GIVEN PROBLEM: Every line must be returned precisely as it is written.

### RECORD EXTRACTS

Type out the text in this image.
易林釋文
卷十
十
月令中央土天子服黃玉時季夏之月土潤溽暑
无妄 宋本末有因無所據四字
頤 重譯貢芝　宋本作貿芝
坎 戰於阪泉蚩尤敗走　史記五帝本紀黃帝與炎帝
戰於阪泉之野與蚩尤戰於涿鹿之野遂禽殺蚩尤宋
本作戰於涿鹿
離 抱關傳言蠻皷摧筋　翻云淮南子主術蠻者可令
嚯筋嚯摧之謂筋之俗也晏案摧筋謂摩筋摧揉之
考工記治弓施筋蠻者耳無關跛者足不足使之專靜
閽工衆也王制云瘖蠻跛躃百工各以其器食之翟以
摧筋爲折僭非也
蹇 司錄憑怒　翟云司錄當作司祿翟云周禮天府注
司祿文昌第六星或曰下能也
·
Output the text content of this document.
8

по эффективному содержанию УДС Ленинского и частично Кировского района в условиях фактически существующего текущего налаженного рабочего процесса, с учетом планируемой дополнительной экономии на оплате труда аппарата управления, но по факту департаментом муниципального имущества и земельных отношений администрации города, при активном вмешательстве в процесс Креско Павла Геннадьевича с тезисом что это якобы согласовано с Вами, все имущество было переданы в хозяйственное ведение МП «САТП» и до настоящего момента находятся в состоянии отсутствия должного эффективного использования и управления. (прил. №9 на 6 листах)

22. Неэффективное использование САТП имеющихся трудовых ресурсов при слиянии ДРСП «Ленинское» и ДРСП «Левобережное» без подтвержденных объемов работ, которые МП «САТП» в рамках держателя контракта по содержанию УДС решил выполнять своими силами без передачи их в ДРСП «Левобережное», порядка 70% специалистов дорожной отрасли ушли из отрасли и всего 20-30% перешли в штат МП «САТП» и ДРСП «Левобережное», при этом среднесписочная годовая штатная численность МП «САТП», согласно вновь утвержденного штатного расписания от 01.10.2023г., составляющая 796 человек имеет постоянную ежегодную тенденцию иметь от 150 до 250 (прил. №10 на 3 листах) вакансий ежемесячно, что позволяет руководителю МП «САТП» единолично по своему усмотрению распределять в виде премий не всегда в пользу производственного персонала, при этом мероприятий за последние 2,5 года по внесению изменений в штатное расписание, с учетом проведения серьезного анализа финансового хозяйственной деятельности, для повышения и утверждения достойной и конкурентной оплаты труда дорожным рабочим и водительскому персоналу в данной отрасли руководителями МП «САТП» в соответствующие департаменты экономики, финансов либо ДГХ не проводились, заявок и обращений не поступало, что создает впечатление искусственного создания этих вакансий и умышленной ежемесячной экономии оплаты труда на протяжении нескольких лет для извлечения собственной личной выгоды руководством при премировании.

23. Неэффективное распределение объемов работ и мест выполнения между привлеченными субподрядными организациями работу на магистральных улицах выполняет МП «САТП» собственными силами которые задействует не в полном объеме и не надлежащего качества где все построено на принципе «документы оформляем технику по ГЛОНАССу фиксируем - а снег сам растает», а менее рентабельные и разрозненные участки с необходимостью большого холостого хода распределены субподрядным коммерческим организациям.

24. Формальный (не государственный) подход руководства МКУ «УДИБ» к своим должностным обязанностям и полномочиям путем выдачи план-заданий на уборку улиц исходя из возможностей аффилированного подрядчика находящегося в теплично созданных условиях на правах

######

WRITTEN REPLY:
Type out the text in this image.
易林釋文
卷十
十
月令中央土天子服黃玉時季夏之月土潤溽暑
无妄 宋本末有因無所據四字
頤 重譯貢芝　宋本作貿芝
坎 戰於阪泉蚩尤敗走　史記五帝本紀黃帝與炎帝
戰於阪泉之野與蚩尤戰於涿鹿之野遂禽殺蚩尤宋
本作戰於涿鹿
離 抱關傳言蠻皷摧筋　翻云淮南子主術蠻者可令
嚯筋嚯摧之謂筋之俗也晏案摧筋謂摩筋摧揉之
考工記治弓施筋蠻者耳無關跛者足不足使之專靜
閽工衆也王制云瘖蠻跛躃百工各以其器食之翟以
摧筋爲折僭非也
蹇 司錄憑怒　翟云司錄當作司祿翟云周禮天府注
司祿文昌第六星或曰下能也
·
Output the text content of this document.
8

по эффективному содержанию УДС Ленинского и частично Кировского района в условиях фактически существующего текущего налаженного рабочего процесса, с учетом планируемой дополнительной экономии на оплате труда аппарата управления, но по факту департаментом муниципального имущества и земельных отношений администрации города, при активном вмешательстве в процесс Креско Павла Геннадьевича с тезисом что это якобы согласовано с Вами, все имущество было переданы в хозяйственное ведение МП «САТП» и до настоящего момента находятся в состоянии отсутствия должного эффективного использования и управления. (прил. №9 на 6 листах)

22. Неэффективное использование САТП имеющихся трудовых ресурсов при слиянии ДРСП «Ленинское» и ДРСП «Левобережное» без подтвержденных объемов работ, которые МП «САТП» в рамках держателя контракта по содержанию УДС решил выполнять своими силами без передачи их в ДРСП «Левобережное», порядка 70% специалистов дорожной отрасли ушли из отрасли и всего 20-30% перешли в штат МП «САТП» и ДРСП «Левобережное», при этом среднесписочная годовая штатная численность МП «САТП», согласно вновь утвержденного штатного расписания от 01.10.2023г., составляющая 796 человек имеет постоянную ежегодную тенденцию иметь от 150 до 250 (прил. №10 на 3 листах) вакансий ежемесячно, что позволяет руководителю МП «САТП» единолично по своему усмотрению распределять в виде премий не всегда в пользу производственного персонала, при этом мероприятий за последние 2,5 года по внесению изменений в штатное расписание, с учетом проведения серьезного анализа финансового хозяйственной деятельности, для повышения и утверждения достойной и конкурентной оплаты труда дорожным рабочим и водительскому персоналу в данной отрасли руководителями МП «САТП» в соответствующие департаменты экономики, финансов либо ДГХ не проводились, заявок и обращений не поступало, что создает впечатление искусственного создания этих вакансий и умышленной ежемесячной экономии оплаты труда на протяжении нескольких лет для извлечения собственной личной выгоды руководством при премировании.

23. Неэффективное распределение объемов работ и мест выполнения между привлеченными субподрядными организациями работу на магистральных улицах выполняет МП «САТП» собственными силами которые задействует не в полном объеме и не надлежащего качества где все построено на принципе «документы оформляем технику по ГЛОНАССу фиксируем - а снег сам растает», а менее рентабельные и разрозненные участки с необходимостью большого холостого хода распределены субподрядным коммерческим организациям.

24. Формальный (не государственный) подход руководства МКУ «УДИБ» к своим должностным обязанностям и полномочиям путем выдачи план-заданий на уборку улиц исходя из возможностей аффилированного подрядчика находящегося в теплично созданных условиях на правах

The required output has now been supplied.